- REQUIREMENTS -
Set down each entry exactly as given; pictures should not appear in the copy.

- ITEMS -
******************************

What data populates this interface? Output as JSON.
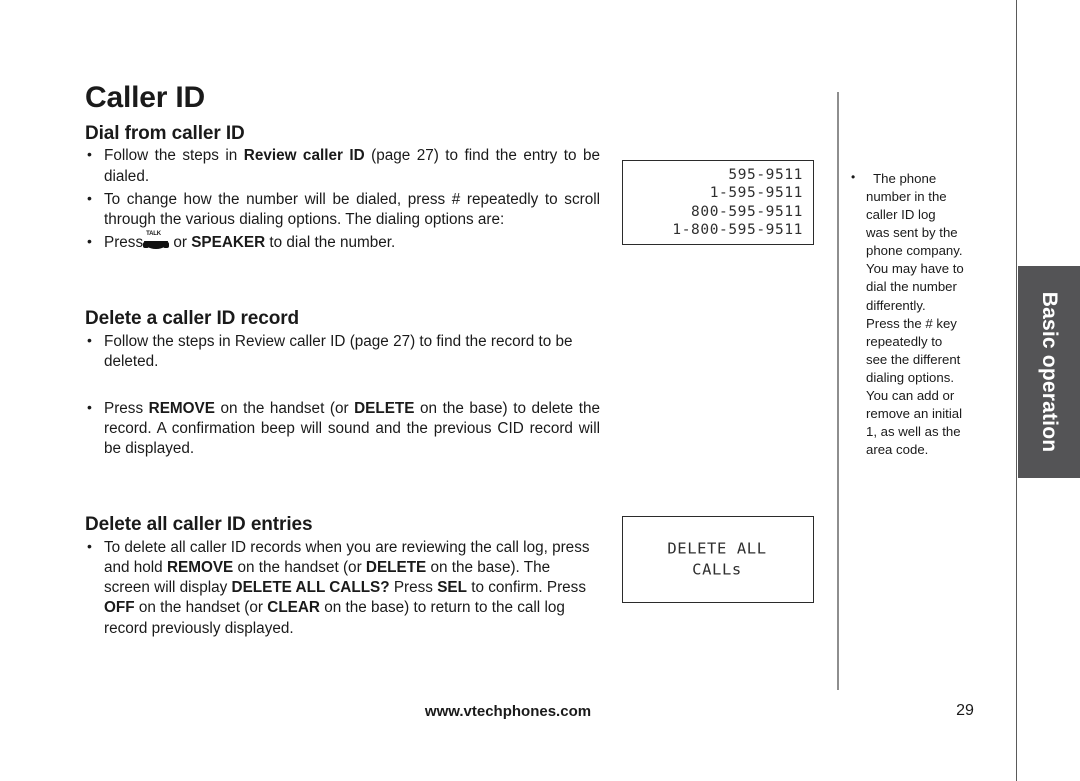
{
  "page": {
    "title": "Caller ID",
    "tab_label": "Basic operation",
    "footer_site": "www.vtechphones.com",
    "footer_page": "29",
    "accent_tab_color": "#545456",
    "rule_color": "#8e8e8e"
  },
  "sections": [
    {
      "heading": "Dial from caller ID",
      "bullets": [
        {
          "parts": [
            {
              "text": "Follow the steps in ",
              "bold": false
            },
            {
              "text": "Review caller ID",
              "bold": true
            },
            {
              "text": " (page 27) to find the entry to be dialed.",
              "bold": false
            }
          ]
        },
        {
          "parts": [
            {
              "text": "To change how the number will be dialed, press # repeatedly to scroll through the various dialing options. The dialing options are:",
              "bold": false
            }
          ]
        },
        {
          "icon": "talk-handset-icon",
          "icon_label": "TALK",
          "parts": [
            {
              "text": "Press",
              "bold": false
            },
            {
              "text": " or ",
              "bold": false
            },
            {
              "text": "SPEAKER",
              "bold": true
            },
            {
              "text": " to dial the number.",
              "bold": false
            }
          ]
        }
      ]
    },
    {
      "heading": "Delete a caller ID record",
      "bullets": [
        {
          "parts": [
            {
              "text": "Follow the steps in Review caller ID (page 27) to find the record to be deleted.",
              "bold": false
            }
          ]
        },
        {
          "parts": [
            {
              "text": "Press ",
              "bold": false
            },
            {
              "text": "REMOVE",
              "bold": true
            },
            {
              "text": " on the handset (or ",
              "bold": false
            },
            {
              "text": "DELETE",
              "bold": true
            },
            {
              "text": " on the base) to delete the record. A confirmation beep will sound and the previous CID record will be displayed.",
              "bold": false
            }
          ]
        }
      ]
    },
    {
      "heading": "Delete all caller ID entries",
      "bullets": [
        {
          "parts": [
            {
              "text": "To delete all caller ID records when you are reviewing the call log, press and hold ",
              "bold": false
            },
            {
              "text": "REMOVE",
              "bold": true
            },
            {
              "text": " on the handset (or ",
              "bold": false
            },
            {
              "text": "DELETE",
              "bold": true
            },
            {
              "text": " on the base). The screen will display ",
              "bold": false
            },
            {
              "text": "DELETE ALL CALLS?",
              "bold": true
            },
            {
              "text": " Press ",
              "bold": false
            },
            {
              "text": "SEL",
              "bold": true
            },
            {
              "text": " to confirm. Press ",
              "bold": false
            },
            {
              "text": "OFF",
              "bold": true
            },
            {
              "text": " on the handset (or ",
              "bold": false
            },
            {
              "text": "CLEAR",
              "bold": true
            },
            {
              "text": " on the base) to return to the call log record previously displayed.",
              "bold": false
            }
          ]
        }
      ]
    }
  ],
  "lcd_screens": [
    {
      "id": "dial-options",
      "align": "right",
      "lines": [
        "595-9511",
        "1-595-9511",
        "800-595-9511",
        "1-800-595-9511"
      ]
    },
    {
      "id": "delete-all-confirm",
      "align": "center",
      "lines": [
        "DELETE ALL",
        "CALLs"
      ]
    }
  ],
  "note": {
    "lines": [
      "The phone",
      "number in the",
      "caller ID log",
      "was sent by the",
      "phone company.",
      "You may have to",
      "dial the number",
      "differently.",
      "Press the # key",
      "repeatedly to",
      "see the different",
      "dialing options.",
      "You can add or",
      "remove an initial",
      "1, as well as the",
      "area code."
    ]
  }
}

******************************

- OUTPUT FOR THIS EXERCISE -
What data populates this interface? Output as JSON.
{
  "page": {
    "title": "Caller ID",
    "tab_label": "Basic operation",
    "footer_site": "www.vtechphones.com",
    "footer_page": "29",
    "accent_tab_color": "#545456",
    "rule_color": "#8e8e8e"
  },
  "sections": [
    {
      "heading": "Dial from caller ID",
      "bullets": [
        {
          "parts": [
            {
              "text": "Follow the steps in ",
              "bold": false
            },
            {
              "text": "Review caller ID",
              "bold": true
            },
            {
              "text": " (page 27) to find the entry to be dialed.",
              "bold": false
            }
          ]
        },
        {
          "parts": [
            {
              "text": "To change how the number will be dialed, press # repeatedly to scroll through the various dialing options. The dialing options are:",
              "bold": false
            }
          ]
        },
        {
          "icon": "talk-handset-icon",
          "icon_label": "TALK",
          "parts": [
            {
              "text": "Press",
              "bold": false
            },
            {
              "text": " or ",
              "bold": false
            },
            {
              "text": "SPEAKER",
              "bold": true
            },
            {
              "text": " to dial the number.",
              "bold": false
            }
          ]
        }
      ]
    },
    {
      "heading": "Delete a caller ID record",
      "bullets": [
        {
          "parts": [
            {
              "text": "Follow the steps in Review caller ID (page 27) to find the record to be deleted.",
              "bold": false
            }
          ]
        },
        {
          "parts": [
            {
              "text": "Press ",
              "bold": false
            },
            {
              "text": "REMOVE",
              "bold": true
            },
            {
              "text": " on the handset (or ",
              "bold": false
            },
            {
              "text": "DELETE",
              "bold": true
            },
            {
              "text": " on the base) to delete the record. A confirmation beep will sound and the previous CID record will be displayed.",
              "bold": false
            }
          ]
        }
      ]
    },
    {
      "heading": "Delete all caller ID entries",
      "bullets": [
        {
          "parts": [
            {
              "text": "To delete all caller ID records when you are reviewing the call log, press and hold ",
              "bold": false
            },
            {
              "text": "REMOVE",
              "bold": true
            },
            {
              "text": " on the handset (or ",
              "bold": false
            },
            {
              "text": "DELETE",
              "bold": true
            },
            {
              "text": " on the base). The screen will display ",
              "bold": false
            },
            {
              "text": "DELETE ALL CALLS?",
              "bold": true
            },
            {
              "text": " Press ",
              "bold": false
            },
            {
              "text": "SEL",
              "bold": true
            },
            {
              "text": " to confirm. Press ",
              "bold": false
            },
            {
              "text": "OFF",
              "bold": true
            },
            {
              "text": " on the handset (or ",
              "bold": false
            },
            {
              "text": "CLEAR",
              "bold": true
            },
            {
              "text": " on the base) to return to the call log record previously displayed.",
              "bold": false
            }
          ]
        }
      ]
    }
  ],
  "lcd_screens": [
    {
      "id": "dial-options",
      "align": "right",
      "lines": [
        "595-9511",
        "1-595-9511",
        "800-595-9511",
        "1-800-595-9511"
      ]
    },
    {
      "id": "delete-all-confirm",
      "align": "center",
      "lines": [
        "DELETE ALL",
        "CALLs"
      ]
    }
  ],
  "note": {
    "lines": [
      "The phone",
      "number in the",
      "caller ID log",
      "was sent by the",
      "phone company.",
      "You may have to",
      "dial the number",
      "differently.",
      "Press the # key",
      "repeatedly to",
      "see the different",
      "dialing options.",
      "You can add or",
      "remove an initial",
      "1, as well as the",
      "area code."
    ]
  }
}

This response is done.